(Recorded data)
....
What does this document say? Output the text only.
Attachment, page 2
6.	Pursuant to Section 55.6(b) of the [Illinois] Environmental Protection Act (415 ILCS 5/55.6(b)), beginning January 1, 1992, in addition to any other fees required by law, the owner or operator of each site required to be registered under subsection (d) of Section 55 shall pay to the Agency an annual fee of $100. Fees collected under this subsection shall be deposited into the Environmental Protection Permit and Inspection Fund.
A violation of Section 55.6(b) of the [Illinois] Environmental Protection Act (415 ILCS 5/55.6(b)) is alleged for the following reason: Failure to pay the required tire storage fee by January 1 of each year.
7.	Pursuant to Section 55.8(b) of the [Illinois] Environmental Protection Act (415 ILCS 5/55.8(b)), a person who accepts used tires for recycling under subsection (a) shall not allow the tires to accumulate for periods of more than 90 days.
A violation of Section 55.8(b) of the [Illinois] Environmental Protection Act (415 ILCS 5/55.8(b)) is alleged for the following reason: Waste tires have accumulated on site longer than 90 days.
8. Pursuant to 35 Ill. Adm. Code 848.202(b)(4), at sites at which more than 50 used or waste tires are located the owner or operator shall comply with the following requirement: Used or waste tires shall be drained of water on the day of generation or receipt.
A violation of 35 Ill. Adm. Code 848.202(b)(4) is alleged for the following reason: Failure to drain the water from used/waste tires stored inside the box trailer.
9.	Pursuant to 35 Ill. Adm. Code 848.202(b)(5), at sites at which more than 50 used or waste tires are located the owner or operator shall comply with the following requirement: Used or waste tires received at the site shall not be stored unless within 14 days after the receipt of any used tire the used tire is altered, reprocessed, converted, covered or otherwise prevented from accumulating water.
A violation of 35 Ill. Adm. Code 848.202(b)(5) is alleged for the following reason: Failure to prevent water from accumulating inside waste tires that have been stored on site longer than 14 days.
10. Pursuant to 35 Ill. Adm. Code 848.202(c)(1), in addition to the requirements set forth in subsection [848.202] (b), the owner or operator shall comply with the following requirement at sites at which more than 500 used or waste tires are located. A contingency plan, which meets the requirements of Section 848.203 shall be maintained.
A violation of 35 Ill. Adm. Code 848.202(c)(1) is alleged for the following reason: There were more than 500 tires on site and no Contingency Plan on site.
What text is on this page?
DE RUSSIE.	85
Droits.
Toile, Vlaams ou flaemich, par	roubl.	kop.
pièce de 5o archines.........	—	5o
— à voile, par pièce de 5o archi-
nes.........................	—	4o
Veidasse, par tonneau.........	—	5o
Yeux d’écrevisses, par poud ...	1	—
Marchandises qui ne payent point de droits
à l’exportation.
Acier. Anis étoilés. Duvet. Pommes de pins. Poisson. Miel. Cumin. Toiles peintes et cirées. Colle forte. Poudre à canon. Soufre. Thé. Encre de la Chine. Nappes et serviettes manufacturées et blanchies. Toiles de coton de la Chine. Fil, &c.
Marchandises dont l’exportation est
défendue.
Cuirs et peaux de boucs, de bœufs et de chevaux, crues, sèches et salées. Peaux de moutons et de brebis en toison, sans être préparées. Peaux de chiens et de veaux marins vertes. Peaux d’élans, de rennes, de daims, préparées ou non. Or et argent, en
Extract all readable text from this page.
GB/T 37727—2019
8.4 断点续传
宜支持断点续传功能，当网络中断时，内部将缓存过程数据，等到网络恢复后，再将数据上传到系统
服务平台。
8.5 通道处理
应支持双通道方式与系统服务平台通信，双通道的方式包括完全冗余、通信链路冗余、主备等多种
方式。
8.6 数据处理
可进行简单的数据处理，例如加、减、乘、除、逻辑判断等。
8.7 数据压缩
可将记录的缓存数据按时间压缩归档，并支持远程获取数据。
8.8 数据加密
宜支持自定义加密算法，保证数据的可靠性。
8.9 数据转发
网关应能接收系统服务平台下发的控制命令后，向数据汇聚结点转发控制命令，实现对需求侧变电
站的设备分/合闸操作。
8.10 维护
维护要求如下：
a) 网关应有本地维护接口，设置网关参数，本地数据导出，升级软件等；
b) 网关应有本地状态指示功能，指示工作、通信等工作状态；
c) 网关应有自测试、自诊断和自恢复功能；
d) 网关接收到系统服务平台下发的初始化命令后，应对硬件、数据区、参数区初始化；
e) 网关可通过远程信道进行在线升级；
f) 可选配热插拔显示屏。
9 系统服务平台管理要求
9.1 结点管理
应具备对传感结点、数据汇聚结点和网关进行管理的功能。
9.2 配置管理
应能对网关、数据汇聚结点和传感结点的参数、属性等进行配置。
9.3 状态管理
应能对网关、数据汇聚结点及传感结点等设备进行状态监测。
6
....
Identify each line in the records above containing the word "required"; copy those lines.

6.	Pursuant to Section 55.6(b) of the [Illinois] Environmental Protection Act (415 ILCS 5/55.6(b)), beginning January 1, 1992, in addition to any other fees required by law, the owner or operator of each site required to be registered under subsection (d) of Section 55 shall pay to the Agency an annual fee of $100. Fees collected under this subsection shall be deposited into the Environmental Protection Permit and Inspection Fund.
A violation of Section 55.6(b) of the [Illinois] Environmental Protection Act (415 ILCS 5/55.6(b)) is alleged for the following reason: Failure to pay the required tire storage fee by January 1 of each year.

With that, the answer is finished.